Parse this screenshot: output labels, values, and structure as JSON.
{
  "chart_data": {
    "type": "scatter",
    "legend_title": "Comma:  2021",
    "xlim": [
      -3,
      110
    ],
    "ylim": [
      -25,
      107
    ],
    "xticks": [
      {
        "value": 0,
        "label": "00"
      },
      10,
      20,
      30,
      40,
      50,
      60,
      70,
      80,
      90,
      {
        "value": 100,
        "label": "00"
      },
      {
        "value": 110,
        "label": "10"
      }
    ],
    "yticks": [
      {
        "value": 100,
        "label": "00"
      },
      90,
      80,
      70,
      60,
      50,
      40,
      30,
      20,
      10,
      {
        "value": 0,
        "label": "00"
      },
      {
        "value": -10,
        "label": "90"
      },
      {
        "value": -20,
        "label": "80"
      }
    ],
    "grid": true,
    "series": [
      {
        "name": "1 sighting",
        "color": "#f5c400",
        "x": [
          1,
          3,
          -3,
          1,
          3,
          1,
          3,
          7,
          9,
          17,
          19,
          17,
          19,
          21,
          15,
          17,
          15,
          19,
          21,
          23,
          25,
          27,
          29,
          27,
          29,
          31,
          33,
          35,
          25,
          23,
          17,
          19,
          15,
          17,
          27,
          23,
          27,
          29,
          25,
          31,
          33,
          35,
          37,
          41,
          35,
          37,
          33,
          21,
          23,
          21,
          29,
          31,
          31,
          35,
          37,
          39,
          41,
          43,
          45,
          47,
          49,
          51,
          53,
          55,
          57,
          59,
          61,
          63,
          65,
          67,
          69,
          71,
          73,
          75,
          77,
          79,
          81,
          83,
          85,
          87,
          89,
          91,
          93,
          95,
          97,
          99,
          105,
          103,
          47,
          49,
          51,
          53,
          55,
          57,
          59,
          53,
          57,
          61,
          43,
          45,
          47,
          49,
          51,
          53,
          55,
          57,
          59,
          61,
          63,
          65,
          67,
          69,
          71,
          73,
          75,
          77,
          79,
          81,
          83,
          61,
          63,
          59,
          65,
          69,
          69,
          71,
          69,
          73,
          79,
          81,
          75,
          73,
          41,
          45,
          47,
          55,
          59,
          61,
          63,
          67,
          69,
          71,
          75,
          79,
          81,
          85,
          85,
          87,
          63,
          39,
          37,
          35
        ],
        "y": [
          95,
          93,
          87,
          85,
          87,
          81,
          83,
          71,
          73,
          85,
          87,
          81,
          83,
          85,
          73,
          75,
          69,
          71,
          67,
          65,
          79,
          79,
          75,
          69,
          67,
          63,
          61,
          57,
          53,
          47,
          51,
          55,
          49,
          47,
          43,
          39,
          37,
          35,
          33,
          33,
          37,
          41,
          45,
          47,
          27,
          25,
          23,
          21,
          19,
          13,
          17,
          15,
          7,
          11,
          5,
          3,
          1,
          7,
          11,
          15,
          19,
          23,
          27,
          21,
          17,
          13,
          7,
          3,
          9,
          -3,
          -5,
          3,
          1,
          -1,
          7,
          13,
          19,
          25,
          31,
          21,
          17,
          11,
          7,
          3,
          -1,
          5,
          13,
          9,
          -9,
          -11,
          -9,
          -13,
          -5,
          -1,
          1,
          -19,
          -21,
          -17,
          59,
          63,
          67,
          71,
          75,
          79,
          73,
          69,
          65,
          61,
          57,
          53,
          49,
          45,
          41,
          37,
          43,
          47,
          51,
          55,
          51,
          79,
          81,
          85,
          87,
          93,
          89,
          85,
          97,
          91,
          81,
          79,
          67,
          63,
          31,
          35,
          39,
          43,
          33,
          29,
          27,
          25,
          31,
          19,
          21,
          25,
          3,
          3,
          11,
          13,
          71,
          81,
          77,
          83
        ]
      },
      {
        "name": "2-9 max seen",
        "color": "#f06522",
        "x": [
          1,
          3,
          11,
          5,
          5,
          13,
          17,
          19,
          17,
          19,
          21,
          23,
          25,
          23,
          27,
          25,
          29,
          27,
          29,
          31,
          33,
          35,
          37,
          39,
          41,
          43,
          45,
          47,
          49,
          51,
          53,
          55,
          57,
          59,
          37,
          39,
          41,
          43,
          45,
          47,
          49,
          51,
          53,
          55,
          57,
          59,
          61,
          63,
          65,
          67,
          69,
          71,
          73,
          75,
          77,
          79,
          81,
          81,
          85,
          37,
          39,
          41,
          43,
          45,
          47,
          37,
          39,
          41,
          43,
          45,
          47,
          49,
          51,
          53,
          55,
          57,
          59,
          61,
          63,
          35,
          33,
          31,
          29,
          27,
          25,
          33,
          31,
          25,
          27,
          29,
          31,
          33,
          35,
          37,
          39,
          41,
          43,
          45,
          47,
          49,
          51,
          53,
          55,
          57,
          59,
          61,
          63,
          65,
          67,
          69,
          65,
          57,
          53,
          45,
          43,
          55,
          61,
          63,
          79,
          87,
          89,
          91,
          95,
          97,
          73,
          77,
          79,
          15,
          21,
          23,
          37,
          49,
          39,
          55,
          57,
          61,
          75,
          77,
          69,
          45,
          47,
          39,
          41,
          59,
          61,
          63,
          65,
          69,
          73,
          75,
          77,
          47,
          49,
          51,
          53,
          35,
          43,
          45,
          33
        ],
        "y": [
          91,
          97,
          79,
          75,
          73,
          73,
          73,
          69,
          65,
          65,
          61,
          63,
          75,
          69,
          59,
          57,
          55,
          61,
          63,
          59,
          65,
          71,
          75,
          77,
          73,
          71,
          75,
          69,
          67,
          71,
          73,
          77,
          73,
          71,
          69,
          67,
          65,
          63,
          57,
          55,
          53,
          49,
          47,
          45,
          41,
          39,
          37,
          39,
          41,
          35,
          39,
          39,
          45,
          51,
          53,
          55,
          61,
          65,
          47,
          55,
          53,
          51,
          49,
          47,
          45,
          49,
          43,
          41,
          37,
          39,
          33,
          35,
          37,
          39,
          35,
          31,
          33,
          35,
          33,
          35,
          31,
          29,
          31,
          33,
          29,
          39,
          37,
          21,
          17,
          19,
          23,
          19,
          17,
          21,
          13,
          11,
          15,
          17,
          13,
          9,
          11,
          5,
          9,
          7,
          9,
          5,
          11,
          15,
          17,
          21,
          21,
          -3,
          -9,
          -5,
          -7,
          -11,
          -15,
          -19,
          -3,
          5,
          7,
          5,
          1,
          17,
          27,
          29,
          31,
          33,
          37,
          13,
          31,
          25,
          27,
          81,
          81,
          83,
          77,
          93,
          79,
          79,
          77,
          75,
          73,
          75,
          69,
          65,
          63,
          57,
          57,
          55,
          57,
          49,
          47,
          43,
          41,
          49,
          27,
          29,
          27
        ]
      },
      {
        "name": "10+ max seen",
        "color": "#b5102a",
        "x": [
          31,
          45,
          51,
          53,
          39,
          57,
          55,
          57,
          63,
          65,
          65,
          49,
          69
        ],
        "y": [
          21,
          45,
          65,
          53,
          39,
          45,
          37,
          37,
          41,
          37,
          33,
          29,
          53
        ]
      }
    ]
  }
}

WRITTEN PROBLEM =
Write the entire listing out again, word for word.

TASK RESPONSE =
Parse this screenshot: output labels, values, and structure as JSON.
{
  "chart_data": {
    "type": "scatter",
    "legend_title": "Comma:  2021",
    "xlim": [
      -3,
      110
    ],
    "ylim": [
      -25,
      107
    ],
    "xticks": [
      {
        "value": 0,
        "label": "00"
      },
      10,
      20,
      30,
      40,
      50,
      60,
      70,
      80,
      90,
      {
        "value": 100,
        "label": "00"
      },
      {
        "value": 110,
        "label": "10"
      }
    ],
    "yticks": [
      {
        "value": 100,
        "label": "00"
      },
      90,
      80,
      70,
      60,
      50,
      40,
      30,
      20,
      10,
      {
        "value": 0,
        "label": "00"
      },
      {
        "value": -10,
        "label": "90"
      },
      {
        "value": -20,
        "label": "80"
      }
    ],
    "grid": true,
    "series": [
      {
        "name": "1 sighting",
        "color": "#f5c400",
        "x": [
          1,
          3,
          -3,
          1,
          3,
          1,
          3,
          7,
          9,
          17,
          19,
          17,
          19,
          21,
          15,
          17,
          15,
          19,
          21,
          23,
          25,
          27,
          29,
          27,
          29,
          31,
          33,
          35,
          25,
          23,
          17,
          19,
          15,
          17,
          27,
          23,
          27,
          29,
          25,
          31,
          33,
          35,
          37,
          41,
          35,
          37,
          33,
          21,
          23,
          21,
          29,
          31,
          31,
          35,
          37,
          39,
          41,
          43,
          45,
          47,
          49,
          51,
          53,
          55,
          57,
          59,
          61,
          63,
          65,
          67,
          69,
          71,
          73,
          75,
          77,
          79,
          81,
          83,
          85,
          87,
          89,
          91,
          93,
          95,
          97,
          99,
          105,
          103,
          47,
          49,
          51,
          53,
          55,
          57,
          59,
          53,
          57,
          61,
          43,
          45,
          47,
          49,
          51,
          53,
          55,
          57,
          59,
          61,
          63,
          65,
          67,
          69,
          71,
          73,
          75,
          77,
          79,
          81,
          83,
          61,
          63,
          59,
          65,
          69,
          69,
          71,
          69,
          73,
          79,
          81,
          75,
          73,
          41,
          45,
          47,
          55,
          59,
          61,
          63,
          67,
          69,
          71,
          75,
          79,
          81,
          85,
          85,
          87,
          63,
          39,
          37,
          35
        ],
        "y": [
          95,
          93,
          87,
          85,
          87,
          81,
          83,
          71,
          73,
          85,
          87,
          81,
          83,
          85,
          73,
          75,
          69,
          71,
          67,
          65,
          79,
          79,
          75,
          69,
          67,
          63,
          61,
          57,
          53,
          47,
          51,
          55,
          49,
          47,
          43,
          39,
          37,
          35,
          33,
          33,
          37,
          41,
          45,
          47,
          27,
          25,
          23,
          21,
          19,
          13,
          17,
          15,
          7,
          11,
          5,
          3,
          1,
          7,
          11,
          15,
          19,
          23,
          27,
          21,
          17,
          13,
          7,
          3,
          9,
          -3,
          -5,
          3,
          1,
          -1,
          7,
          13,
          19,
          25,
          31,
          21,
          17,
          11,
          7,
          3,
          -1,
          5,
          13,
          9,
          -9,
          -11,
          -9,
          -13,
          -5,
          -1,
          1,
          -19,
          -21,
          -17,
          59,
          63,
          67,
          71,
          75,
          79,
          73,
          69,
          65,
          61,
          57,
          53,
          49,
          45,
          41,
          37,
          43,
          47,
          51,
          55,
          51,
          79,
          81,
          85,
          87,
          93,
          89,
          85,
          97,
          91,
          81,
          79,
          67,
          63,
          31,
          35,
          39,
          43,
          33,
          29,
          27,
          25,
          31,
          19,
          21,
          25,
          3,
          3,
          11,
          13,
          71,
          81,
          77,
          83
        ]
      },
      {
        "name": "2-9 max seen",
        "color": "#f06522",
        "x": [
          1,
          3,
          11,
          5,
          5,
          13,
          17,
          19,
          17,
          19,
          21,
          23,
          25,
          23,
          27,
          25,
          29,
          27,
          29,
          31,
          33,
          35,
          37,
          39,
          41,
          43,
          45,
          47,
          49,
          51,
          53,
          55,
          57,
          59,
          37,
          39,
          41,
          43,
          45,
          47,
          49,
          51,
          53,
          55,
          57,
          59,
          61,
          63,
          65,
          67,
          69,
          71,
          73,
          75,
          77,
          79,
          81,
          81,
          85,
          37,
          39,
          41,
          43,
          45,
          47,
          37,
          39,
          41,
          43,
          45,
          47,
          49,
          51,
          53,
          55,
          57,
          59,
          61,
          63,
          35,
          33,
          31,
          29,
          27,
          25,
          33,
          31,
          25,
          27,
          29,
          31,
          33,
          35,
          37,
          39,
          41,
          43,
          45,
          47,
          49,
          51,
          53,
          55,
          57,
          59,
          61,
          63,
          65,
          67,
          69,
          65,
          57,
          53,
          45,
          43,
          55,
          61,
          63,
          79,
          87,
          89,
          91,
          95,
          97,
          73,
          77,
          79,
          15,
          21,
          23,
          37,
          49,
          39,
          55,
          57,
          61,
          75,
          77,
          69,
          45,
          47,
          39,
          41,
          59,
          61,
          63,
          65,
          69,
          73,
          75,
          77,
          47,
          49,
          51,
          53,
          35,
          43,
          45,
          33
        ],
        "y": [
          91,
          97,
          79,
          75,
          73,
          73,
          73,
          69,
          65,
          65,
          61,
          63,
          75,
          69,
          59,
          57,
          55,
          61,
          63,
          59,
          65,
          71,
          75,
          77,
          73,
          71,
          75,
          69,
          67,
          71,
          73,
          77,
          73,
          71,
          69,
          67,
          65,
          63,
          57,
          55,
          53,
          49,
          47,
          45,
          41,
          39,
          37,
          39,
          41,
          35,
          39,
          39,
          45,
          51,
          53,
          55,
          61,
          65,
          47,
          55,
          53,
          51,
          49,
          47,
          45,
          49,
          43,
          41,
          37,
          39,
          33,
          35,
          37,
          39,
          35,
          31,
          33,
          35,
          33,
          35,
          31,
          29,
          31,
          33,
          29,
          39,
          37,
          21,
          17,
          19,
          23,
          19,
          17,
          21,
          13,
          11,
          15,
          17,
          13,
          9,
          11,
          5,
          9,
          7,
          9,
          5,
          11,
          15,
          17,
          21,
          21,
          -3,
          -9,
          -5,
          -7,
          -11,
          -15,
          -19,
          -3,
          5,
          7,
          5,
          1,
          17,
          27,
          29,
          31,
          33,
          37,
          13,
          31,
          25,
          27,
          81,
          81,
          83,
          77,
          93,
          79,
          79,
          77,
          75,
          73,
          75,
          69,
          65,
          63,
          57,
          57,
          55,
          57,
          49,
          47,
          43,
          41,
          49,
          27,
          29,
          27
        ]
      },
      {
        "name": "10+ max seen",
        "color": "#b5102a",
        "x": [
          31,
          45,
          51,
          53,
          39,
          57,
          55,
          57,
          63,
          65,
          65,
          49,
          69
        ],
        "y": [
          21,
          45,
          65,
          53,
          39,
          45,
          37,
          37,
          41,
          37,
          33,
          29,
          53
        ]
      }
    ]
  }
}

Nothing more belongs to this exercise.